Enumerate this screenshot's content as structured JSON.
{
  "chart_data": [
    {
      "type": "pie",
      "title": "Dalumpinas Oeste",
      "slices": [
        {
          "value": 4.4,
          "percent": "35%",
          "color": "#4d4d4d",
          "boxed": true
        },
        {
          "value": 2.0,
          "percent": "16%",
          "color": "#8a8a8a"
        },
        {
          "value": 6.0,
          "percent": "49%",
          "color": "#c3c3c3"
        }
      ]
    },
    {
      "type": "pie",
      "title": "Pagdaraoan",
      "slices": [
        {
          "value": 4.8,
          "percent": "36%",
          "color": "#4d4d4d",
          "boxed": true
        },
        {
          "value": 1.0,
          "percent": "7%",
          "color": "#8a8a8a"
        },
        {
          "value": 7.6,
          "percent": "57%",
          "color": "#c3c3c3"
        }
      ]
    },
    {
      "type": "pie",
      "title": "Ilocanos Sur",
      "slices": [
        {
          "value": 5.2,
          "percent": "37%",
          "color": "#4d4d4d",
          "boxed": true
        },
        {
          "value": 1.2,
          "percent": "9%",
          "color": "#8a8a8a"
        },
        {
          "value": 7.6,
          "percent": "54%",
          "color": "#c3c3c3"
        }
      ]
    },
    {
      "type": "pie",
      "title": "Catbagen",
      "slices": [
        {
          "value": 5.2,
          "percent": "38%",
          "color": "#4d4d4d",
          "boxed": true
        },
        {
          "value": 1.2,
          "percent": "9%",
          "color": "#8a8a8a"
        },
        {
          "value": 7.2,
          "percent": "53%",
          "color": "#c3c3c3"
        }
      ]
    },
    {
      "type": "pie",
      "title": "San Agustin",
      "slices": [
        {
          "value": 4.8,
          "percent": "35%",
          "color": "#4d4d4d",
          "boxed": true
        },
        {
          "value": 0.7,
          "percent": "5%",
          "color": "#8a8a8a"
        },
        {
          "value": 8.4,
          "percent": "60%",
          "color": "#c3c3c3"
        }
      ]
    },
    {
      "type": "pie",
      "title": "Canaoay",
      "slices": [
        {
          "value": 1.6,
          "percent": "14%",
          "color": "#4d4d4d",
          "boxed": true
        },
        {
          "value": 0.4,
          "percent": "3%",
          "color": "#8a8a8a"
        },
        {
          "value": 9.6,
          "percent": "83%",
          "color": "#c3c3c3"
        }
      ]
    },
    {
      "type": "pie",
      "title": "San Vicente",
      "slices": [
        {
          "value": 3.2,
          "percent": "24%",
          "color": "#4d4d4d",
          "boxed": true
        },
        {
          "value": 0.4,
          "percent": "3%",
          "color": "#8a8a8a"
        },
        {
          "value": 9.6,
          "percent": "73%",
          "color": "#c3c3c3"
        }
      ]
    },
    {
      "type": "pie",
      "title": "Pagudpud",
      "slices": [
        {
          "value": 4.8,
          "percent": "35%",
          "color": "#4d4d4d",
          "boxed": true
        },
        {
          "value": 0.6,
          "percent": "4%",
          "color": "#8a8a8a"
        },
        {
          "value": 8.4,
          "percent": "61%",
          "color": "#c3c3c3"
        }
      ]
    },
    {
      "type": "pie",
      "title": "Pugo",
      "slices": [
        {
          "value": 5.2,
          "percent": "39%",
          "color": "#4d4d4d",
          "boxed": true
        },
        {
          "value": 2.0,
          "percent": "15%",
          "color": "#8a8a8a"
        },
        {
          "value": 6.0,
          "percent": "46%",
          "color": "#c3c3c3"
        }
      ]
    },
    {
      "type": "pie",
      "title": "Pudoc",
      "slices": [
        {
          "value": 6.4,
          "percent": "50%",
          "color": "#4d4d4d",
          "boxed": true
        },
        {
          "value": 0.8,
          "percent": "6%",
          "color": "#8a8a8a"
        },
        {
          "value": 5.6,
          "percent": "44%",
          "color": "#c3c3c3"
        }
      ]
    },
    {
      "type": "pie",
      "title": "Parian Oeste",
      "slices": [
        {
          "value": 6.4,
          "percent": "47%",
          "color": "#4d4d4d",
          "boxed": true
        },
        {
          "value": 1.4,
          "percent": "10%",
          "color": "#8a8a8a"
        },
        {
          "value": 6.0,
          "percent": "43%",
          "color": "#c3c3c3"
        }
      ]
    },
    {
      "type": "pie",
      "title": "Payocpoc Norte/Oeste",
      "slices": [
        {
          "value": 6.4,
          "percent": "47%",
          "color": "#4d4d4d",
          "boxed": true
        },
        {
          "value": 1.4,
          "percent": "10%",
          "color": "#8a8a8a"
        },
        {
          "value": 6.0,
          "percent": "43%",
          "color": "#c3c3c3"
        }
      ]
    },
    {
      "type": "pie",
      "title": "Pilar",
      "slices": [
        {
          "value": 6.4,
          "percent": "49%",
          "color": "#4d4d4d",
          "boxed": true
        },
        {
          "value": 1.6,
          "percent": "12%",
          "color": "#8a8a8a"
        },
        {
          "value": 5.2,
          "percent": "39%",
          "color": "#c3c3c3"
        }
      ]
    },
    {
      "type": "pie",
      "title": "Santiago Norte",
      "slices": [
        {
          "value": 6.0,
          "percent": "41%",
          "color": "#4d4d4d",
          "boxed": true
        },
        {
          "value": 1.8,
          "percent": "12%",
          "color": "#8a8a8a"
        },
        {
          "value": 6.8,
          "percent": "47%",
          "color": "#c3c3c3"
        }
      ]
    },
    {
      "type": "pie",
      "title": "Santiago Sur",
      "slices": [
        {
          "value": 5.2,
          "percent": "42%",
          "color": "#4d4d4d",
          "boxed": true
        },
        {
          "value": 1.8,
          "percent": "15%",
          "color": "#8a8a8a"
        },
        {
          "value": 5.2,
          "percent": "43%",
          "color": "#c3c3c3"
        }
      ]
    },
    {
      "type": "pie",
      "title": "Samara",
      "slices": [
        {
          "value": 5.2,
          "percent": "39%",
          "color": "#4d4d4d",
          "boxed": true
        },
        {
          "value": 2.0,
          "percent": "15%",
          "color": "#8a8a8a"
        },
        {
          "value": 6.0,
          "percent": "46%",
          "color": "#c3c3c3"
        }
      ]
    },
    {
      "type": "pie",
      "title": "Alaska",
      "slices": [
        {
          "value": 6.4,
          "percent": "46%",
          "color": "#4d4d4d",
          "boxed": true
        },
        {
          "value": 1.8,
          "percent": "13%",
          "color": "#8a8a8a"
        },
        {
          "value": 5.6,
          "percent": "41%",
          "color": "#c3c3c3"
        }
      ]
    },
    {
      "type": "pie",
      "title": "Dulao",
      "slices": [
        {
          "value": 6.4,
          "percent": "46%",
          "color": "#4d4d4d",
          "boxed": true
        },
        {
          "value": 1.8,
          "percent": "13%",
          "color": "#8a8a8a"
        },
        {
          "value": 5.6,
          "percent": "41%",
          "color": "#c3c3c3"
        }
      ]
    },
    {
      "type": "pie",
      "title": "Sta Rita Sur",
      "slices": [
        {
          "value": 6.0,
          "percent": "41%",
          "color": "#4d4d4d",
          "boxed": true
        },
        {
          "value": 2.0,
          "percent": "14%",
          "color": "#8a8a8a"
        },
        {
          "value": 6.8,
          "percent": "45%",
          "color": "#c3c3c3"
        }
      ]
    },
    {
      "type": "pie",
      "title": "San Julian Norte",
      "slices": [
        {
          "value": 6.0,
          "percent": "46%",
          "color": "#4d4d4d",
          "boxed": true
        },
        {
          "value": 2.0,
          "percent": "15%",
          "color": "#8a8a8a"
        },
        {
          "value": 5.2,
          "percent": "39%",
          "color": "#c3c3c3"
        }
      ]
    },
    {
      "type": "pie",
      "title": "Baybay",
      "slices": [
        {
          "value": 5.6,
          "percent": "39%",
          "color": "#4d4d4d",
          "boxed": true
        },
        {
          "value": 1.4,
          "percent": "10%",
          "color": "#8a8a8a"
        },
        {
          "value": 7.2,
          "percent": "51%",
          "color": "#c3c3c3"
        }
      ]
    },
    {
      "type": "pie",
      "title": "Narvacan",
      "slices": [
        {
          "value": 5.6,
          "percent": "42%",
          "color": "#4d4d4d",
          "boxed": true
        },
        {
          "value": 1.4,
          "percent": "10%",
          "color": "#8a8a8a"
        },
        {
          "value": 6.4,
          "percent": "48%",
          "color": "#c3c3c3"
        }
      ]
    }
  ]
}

#### [YOUR GOAL]
Give only the count of lines in which the string "Oeste" appears.

#### [EXERCISE ANSWER]
3